| SOURCE PASSAGE |
☆ ☆ ☆ ☆ ☆ ☆ ☆

Reading that it looks as if it is based on Manica rather than Fairbride. Apologies for not keeping up. Too many deals !.
Has some info on targets and exploration work.
https://www.proactiveinvestors.co.uk/companies/news/44033/auroch-minerals-ahead-of-the-game-with-mozambique-gold-project-acquisition--52540.html
This mentions the satellite deposits but it is unclear if Empress will benefit.
https://empressroyalty.com/site/assets/files/6157/emprnr2021-13_manicaclosing.pdf
The sedar report produced for Empress in March last year only covers Fairbride.
Your theory does make sense Andrew - I imagine we would have been informed had the geo's been doing anything more than 'turning over rocks' at Manica.
Saying that, I imagine they will be full gas processing FB ore. Would they have to wash out the whole plant to run the Chinese, satellite mine, ore individually to ensure separation of gold?
Just curious but why would Empress get a royalty out of GF etc ?. Surely there contract is with Fairbride.
But could that % for MMP not be increased and agreement not be changed if FB was used to processes the ore? The "three additional deposits" did seem to imply the known three in the area?
Maybe the recovery in new state of the art plant would be better for the Chinese to use? Or nearer?

☆ ☆ ☆ ☆ ☆ ☆ ☆

| WORK TO DO |
A) In the Empress royalty thread, which deposit does the sedar report produced for Empress in March last year cover?
B) Extend the Empress royalty thread with the next post, picking up after the question about whether recovery in the new plant would be better for the Chinese to use.

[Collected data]
☆ ☆ ☆ ☆ ☆ ☆ ☆

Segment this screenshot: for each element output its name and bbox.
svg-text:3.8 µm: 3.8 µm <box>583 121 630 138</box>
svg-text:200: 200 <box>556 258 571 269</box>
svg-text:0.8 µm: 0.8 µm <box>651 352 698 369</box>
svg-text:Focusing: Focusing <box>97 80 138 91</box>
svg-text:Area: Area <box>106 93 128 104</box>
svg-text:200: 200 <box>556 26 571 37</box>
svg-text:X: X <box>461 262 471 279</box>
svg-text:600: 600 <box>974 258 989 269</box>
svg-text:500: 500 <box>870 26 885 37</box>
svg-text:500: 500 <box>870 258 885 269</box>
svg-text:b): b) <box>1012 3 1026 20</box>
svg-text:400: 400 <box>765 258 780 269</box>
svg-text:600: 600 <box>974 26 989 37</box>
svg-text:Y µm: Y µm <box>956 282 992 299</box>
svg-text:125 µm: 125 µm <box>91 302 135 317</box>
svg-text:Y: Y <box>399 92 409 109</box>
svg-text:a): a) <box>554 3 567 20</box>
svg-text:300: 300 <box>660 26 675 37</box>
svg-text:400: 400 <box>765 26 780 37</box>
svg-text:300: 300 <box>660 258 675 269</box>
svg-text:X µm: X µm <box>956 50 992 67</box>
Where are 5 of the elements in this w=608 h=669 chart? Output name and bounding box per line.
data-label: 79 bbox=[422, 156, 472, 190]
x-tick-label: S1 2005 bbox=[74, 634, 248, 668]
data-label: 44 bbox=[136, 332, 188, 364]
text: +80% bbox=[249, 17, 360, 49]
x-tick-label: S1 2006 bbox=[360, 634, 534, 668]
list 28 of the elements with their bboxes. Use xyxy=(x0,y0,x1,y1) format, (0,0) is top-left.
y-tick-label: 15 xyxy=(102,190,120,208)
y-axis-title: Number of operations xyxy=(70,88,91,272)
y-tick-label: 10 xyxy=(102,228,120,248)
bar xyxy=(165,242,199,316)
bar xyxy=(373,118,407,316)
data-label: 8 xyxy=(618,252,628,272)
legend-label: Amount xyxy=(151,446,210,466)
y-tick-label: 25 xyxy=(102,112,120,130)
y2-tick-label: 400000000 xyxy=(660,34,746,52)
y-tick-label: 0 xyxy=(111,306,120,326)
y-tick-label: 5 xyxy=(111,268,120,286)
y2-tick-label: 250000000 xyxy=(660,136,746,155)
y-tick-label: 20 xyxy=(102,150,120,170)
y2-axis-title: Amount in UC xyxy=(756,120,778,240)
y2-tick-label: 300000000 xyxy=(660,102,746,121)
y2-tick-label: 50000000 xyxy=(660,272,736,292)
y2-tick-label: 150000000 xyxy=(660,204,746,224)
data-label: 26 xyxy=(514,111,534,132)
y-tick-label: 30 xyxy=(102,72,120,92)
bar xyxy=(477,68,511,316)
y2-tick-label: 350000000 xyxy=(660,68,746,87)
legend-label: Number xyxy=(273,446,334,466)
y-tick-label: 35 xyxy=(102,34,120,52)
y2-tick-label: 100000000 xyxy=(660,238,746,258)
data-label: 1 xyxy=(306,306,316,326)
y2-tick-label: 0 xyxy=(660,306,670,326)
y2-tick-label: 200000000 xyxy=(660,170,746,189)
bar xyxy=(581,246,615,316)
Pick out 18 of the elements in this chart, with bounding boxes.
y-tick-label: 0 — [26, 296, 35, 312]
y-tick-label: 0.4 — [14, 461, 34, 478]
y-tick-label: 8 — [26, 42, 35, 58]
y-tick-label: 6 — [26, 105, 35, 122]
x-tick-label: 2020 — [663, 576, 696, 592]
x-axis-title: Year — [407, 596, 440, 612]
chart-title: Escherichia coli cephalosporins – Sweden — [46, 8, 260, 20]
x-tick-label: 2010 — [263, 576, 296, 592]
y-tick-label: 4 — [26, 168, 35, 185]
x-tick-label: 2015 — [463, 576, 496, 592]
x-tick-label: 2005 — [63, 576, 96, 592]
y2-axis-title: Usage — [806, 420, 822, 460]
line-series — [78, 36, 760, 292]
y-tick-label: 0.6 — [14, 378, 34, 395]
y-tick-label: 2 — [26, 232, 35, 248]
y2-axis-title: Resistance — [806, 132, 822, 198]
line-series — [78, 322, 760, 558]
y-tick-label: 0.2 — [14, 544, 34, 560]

☆ ☆ ☆ ☆ ☆ ☆ ☆

| ANSWERS |
A) It covers only Fairbride.

B)
I could be way off here and maybe the additional three deposits are all new.
As I say, just a thought, until we get some clarification?
Back in 2011 Jan said
"Jan Nelson, Chief Executive Officer of Pan African, commented: "The Manica
project now represents a 3Moz deposit, which is significant as there are not
many gold deposits in Africa in excess of 3Moz, which outcrop on surface.
Significant strike-length remains to be tested".
But don't tell Ant, let him buy UK gilts as someone needs to. Gold going up, sterling going down. Every little bit helps as they say.
'Seems more than a coincidence that there is three satellites near: DL BE and GF' - Could be, one would imagine the Chinese already have processing equipment on site as we have had some gold out of the satellite mine.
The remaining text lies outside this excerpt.